▶ **What to do**
Omit every picture while repeating the entries exactly.

▶ **Supplied data**
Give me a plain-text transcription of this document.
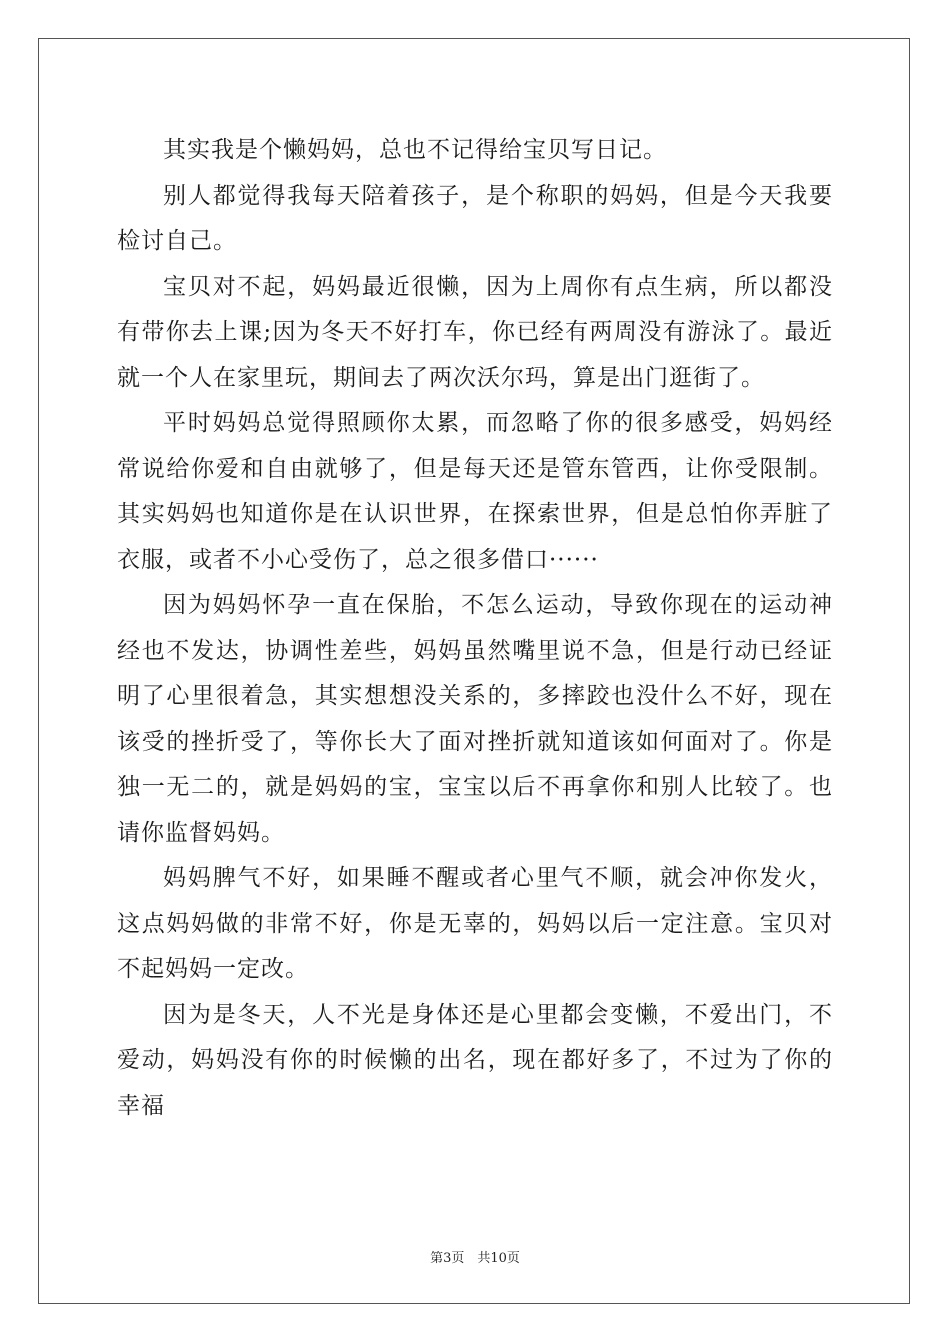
其实我是个懒妈妈，总也不记得给宝贝写日记。

别人都觉得我每天陪着孩子，是个称职的妈妈，但是今天我要检讨自己。

宝贝对不起，妈妈最近很懒，因为上周你有点生病，所以都没有带你去上课;因为冬天不好打车，你已经有两周没有游泳了。最近就一个人在家里玩，期间去了两次沃尔玛，算是出门逛街了。

平时妈妈总觉得照顾你太累，而忽略了你的很多感受，妈妈经常说给你爱和自由就够了，但是每天还是管东管西，让你受限制。其实妈妈也知道你是在认识世界，在探索世界，但是总怕你弄脏了衣服，或者不小心受伤了，总之很多借口······

因为妈妈怀孕一直在保胎，不怎么运动，导致你现在的运动神经也不发达，协调性差些，妈妈虽然嘴里说不急，但是行动已经证明了心里很着急，其实想想没关系的，多摔跤也没什么不好，现在该受的挫折受了，等你长大了面对挫折就知道该如何面对了。你是独一无二的，就是妈妈的宝，宝宝以后不再拿你和别人比较了。也请你监督妈妈。

妈妈脾气不好，如果睡不醒或者心里气不顺，就会冲你发火，这点妈妈做的非常不好，你是无辜的，妈妈以后一定注意。宝贝对不起妈妈一定改。

因为是冬天，人不光是身体还是心里都会变懒，不爱出门，不爱动，妈妈没有你的时候懒的出名，现在都好多了，不过为了你的幸福

第3页　共10页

▶ **The completed task**
Give me a plain-text transcription of this document.
其实我是个懒妈妈，总也不记得给宝贝写日记。

别人都觉得我每天陪着孩子，是个称职的妈妈，但是今天我要检讨自己。

宝贝对不起，妈妈最近很懒，因为上周你有点生病，所以都没有带你去上课;因为冬天不好打车，你已经有两周没有游泳了。最近就一个人在家里玩，期间去了两次沃尔玛，算是出门逛街了。

平时妈妈总觉得照顾你太累，而忽略了你的很多感受，妈妈经常说给你爱和自由就够了，但是每天还是管东管西，让你受限制。其实妈妈也知道你是在认识世界，在探索世界，但是总怕你弄脏了衣服，或者不小心受伤了，总之很多借口······

因为妈妈怀孕一直在保胎，不怎么运动，导致你现在的运动神经也不发达，协调性差些，妈妈虽然嘴里说不急，但是行动已经证明了心里很着急，其实想想没关系的，多摔跤也没什么不好，现在该受的挫折受了，等你长大了面对挫折就知道该如何面对了。你是独一无二的，就是妈妈的宝，宝宝以后不再拿你和别人比较了。也请你监督妈妈。

妈妈脾气不好，如果睡不醒或者心里气不顺，就会冲你发火，这点妈妈做的非常不好，你是无辜的，妈妈以后一定注意。宝贝对不起妈妈一定改。

因为是冬天，人不光是身体还是心里都会变懒，不爱出门，不爱动，妈妈没有你的时候懒的出名，现在都好多了，不过为了你的幸福

第3页　共10页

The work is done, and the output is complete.